_TASK BRIEF:_ Your task is to copy every line of this material exactly.

_STORED DATA:_

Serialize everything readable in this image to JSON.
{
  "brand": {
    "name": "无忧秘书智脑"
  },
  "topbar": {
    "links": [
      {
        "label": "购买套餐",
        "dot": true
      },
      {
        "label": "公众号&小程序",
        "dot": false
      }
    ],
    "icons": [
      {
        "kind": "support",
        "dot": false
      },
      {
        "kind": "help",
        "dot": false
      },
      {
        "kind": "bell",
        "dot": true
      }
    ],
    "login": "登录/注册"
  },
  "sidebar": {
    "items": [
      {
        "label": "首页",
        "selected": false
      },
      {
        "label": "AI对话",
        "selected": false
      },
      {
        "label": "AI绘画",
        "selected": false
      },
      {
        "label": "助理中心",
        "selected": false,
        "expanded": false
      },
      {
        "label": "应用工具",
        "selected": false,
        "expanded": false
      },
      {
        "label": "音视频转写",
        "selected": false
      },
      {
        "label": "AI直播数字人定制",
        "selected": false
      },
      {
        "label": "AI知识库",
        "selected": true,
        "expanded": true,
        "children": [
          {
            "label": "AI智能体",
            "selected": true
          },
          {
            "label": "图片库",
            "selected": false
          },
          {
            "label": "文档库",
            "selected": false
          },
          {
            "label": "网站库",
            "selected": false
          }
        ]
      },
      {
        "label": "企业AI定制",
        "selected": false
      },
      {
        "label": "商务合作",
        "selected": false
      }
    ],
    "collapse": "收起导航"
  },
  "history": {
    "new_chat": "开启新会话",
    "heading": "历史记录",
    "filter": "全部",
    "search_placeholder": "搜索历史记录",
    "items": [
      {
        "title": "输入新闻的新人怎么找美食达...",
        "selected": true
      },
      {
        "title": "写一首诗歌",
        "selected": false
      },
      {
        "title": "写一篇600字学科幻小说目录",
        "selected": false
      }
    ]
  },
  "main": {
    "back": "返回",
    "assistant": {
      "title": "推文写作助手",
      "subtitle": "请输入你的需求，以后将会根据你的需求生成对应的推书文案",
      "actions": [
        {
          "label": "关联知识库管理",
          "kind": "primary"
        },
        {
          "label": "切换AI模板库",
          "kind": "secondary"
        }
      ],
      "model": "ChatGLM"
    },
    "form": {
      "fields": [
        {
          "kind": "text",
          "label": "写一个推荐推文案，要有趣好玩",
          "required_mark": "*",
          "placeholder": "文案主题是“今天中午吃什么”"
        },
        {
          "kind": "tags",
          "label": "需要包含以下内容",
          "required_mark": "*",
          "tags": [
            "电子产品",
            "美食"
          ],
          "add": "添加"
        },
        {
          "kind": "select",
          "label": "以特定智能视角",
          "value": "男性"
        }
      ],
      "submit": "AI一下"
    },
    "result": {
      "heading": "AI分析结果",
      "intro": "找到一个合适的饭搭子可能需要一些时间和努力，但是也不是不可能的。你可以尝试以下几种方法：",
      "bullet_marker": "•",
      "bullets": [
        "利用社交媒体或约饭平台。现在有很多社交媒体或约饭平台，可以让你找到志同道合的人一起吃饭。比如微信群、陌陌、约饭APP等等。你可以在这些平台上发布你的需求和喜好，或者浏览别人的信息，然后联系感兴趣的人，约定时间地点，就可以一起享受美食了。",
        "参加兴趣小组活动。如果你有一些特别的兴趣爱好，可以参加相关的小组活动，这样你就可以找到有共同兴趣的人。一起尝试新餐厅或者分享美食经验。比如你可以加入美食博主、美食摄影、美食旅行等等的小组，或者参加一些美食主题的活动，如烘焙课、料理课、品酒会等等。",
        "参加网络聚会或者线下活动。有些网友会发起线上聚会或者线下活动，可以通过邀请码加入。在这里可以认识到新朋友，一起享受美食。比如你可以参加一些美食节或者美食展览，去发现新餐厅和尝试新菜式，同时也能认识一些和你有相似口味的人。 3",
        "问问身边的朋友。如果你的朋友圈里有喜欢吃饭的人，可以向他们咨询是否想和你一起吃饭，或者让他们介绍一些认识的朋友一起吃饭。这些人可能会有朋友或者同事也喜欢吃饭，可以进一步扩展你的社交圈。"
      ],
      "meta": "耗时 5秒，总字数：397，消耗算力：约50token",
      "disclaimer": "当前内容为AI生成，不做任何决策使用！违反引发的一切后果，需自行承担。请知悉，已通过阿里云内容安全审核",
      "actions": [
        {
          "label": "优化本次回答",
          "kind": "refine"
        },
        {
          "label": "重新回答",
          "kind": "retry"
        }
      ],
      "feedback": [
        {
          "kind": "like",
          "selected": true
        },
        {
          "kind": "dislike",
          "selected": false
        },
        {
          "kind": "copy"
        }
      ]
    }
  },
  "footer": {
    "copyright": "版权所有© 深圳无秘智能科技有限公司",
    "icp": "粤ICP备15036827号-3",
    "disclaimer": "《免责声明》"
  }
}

_RESULT:_
Serialize everything readable in this image to JSON.
{
  "brand": {
    "name": "无忧秘书智脑"
  },
  "topbar": {
    "links": [
      {
        "label": "购买套餐",
        "dot": true
      },
      {
        "label": "公众号&小程序",
        "dot": false
      }
    ],
    "icons": [
      {
        "kind": "support",
        "dot": false
      },
      {
        "kind": "help",
        "dot": false
      },
      {
        "kind": "bell",
        "dot": true
      }
    ],
    "login": "登录/注册"
  },
  "sidebar": {
    "items": [
      {
        "label": "首页",
        "selected": false
      },
      {
        "label": "AI对话",
        "selected": false
      },
      {
        "label": "AI绘画",
        "selected": false
      },
      {
        "label": "助理中心",
        "selected": false,
        "expanded": false
      },
      {
        "label": "应用工具",
        "selected": false,
        "expanded": false
      },
      {
        "label": "音视频转写",
        "selected": false
      },
      {
        "label": "AI直播数字人定制",
        "selected": false
      },
      {
        "label": "AI知识库",
        "selected": true,
        "expanded": true,
        "children": [
          {
            "label": "AI智能体",
            "selected": true
          },
          {
            "label": "图片库",
            "selected": false
          },
          {
            "label": "文档库",
            "selected": false
          },
          {
            "label": "网站库",
            "selected": false
          }
        ]
      },
      {
        "label": "企业AI定制",
        "selected": false
      },
      {
        "label": "商务合作",
        "selected": false
      }
    ],
    "collapse": "收起导航"
  },
  "history": {
    "new_chat": "开启新会话",
    "heading": "历史记录",
    "filter": "全部",
    "search_placeholder": "搜索历史记录",
    "items": [
      {
        "title": "输入新闻的新人怎么找美食达...",
        "selected": true
      },
      {
        "title": "写一首诗歌",
        "selected": false
      },
      {
        "title": "写一篇600字学科幻小说目录",
        "selected": false
      }
    ]
  },
  "main": {
    "back": "返回",
    "assistant": {
      "title": "推文写作助手",
      "subtitle": "请输入你的需求，以后将会根据你的需求生成对应的推书文案",
      "actions": [
        {
          "label": "关联知识库管理",
          "kind": "primary"
        },
        {
          "label": "切换AI模板库",
          "kind": "secondary"
        }
      ],
      "model": "ChatGLM"
    },
    "form": {
      "fields": [
        {
          "kind": "text",
          "label": "写一个推荐推文案，要有趣好玩",
          "required_mark": "*",
          "placeholder": "文案主题是“今天中午吃什么”"
        },
        {
          "kind": "tags",
          "label": "需要包含以下内容",
          "required_mark": "*",
          "tags": [
            "电子产品",
            "美食"
          ],
          "add": "添加"
        },
        {
          "kind": "select",
          "label": "以特定智能视角",
          "value": "男性"
        }
      ],
      "submit": "AI一下"
    },
    "result": {
      "heading": "AI分析结果",
      "intro": "找到一个合适的饭搭子可能需要一些时间和努力，但是也不是不可能的。你可以尝试以下几种方法：",
      "bullet_marker": "•",
      "bullets": [
        "利用社交媒体或约饭平台。现在有很多社交媒体或约饭平台，可以让你找到志同道合的人一起吃饭。比如微信群、陌陌、约饭APP等等。你可以在这些平台上发布你的需求和喜好，或者浏览别人的信息，然后联系感兴趣的人，约定时间地点，就可以一起享受美食了。",
        "参加兴趣小组活动。如果你有一些特别的兴趣爱好，可以参加相关的小组活动，这样你就可以找到有共同兴趣的人。一起尝试新餐厅或者分享美食经验。比如你可以加入美食博主、美食摄影、美食旅行等等的小组，或者参加一些美食主题的活动，如烘焙课、料理课、品酒会等等。",
        "参加网络聚会或者线下活动。有些网友会发起线上聚会或者线下活动，可以通过邀请码加入。在这里可以认识到新朋友，一起享受美食。比如你可以参加一些美食节或者美食展览，去发现新餐厅和尝试新菜式，同时也能认识一些和你有相似口味的人。 3",
        "问问身边的朋友。如果你的朋友圈里有喜欢吃饭的人，可以向他们咨询是否想和你一起吃饭，或者让他们介绍一些认识的朋友一起吃饭。这些人可能会有朋友或者同事也喜欢吃饭，可以进一步扩展你的社交圈。"
      ],
      "meta": "耗时 5秒，总字数：397，消耗算力：约50token",
      "disclaimer": "当前内容为AI生成，不做任何决策使用！违反引发的一切后果，需自行承担。请知悉，已通过阿里云内容安全审核",
      "actions": [
        {
          "label": "优化本次回答",
          "kind": "refine"
        },
        {
          "label": "重新回答",
          "kind": "retry"
        }
      ],
      "feedback": [
        {
          "kind": "like",
          "selected": true
        },
        {
          "kind": "dislike",
          "selected": false
        },
        {
          "kind": "copy"
        }
      ]
    }
  },
  "footer": {
    "copyright": "版权所有© 深圳无秘智能科技有限公司",
    "icp": "粤ICP备15036827号-3",
    "disclaimer": "《免责声明》"
  }
}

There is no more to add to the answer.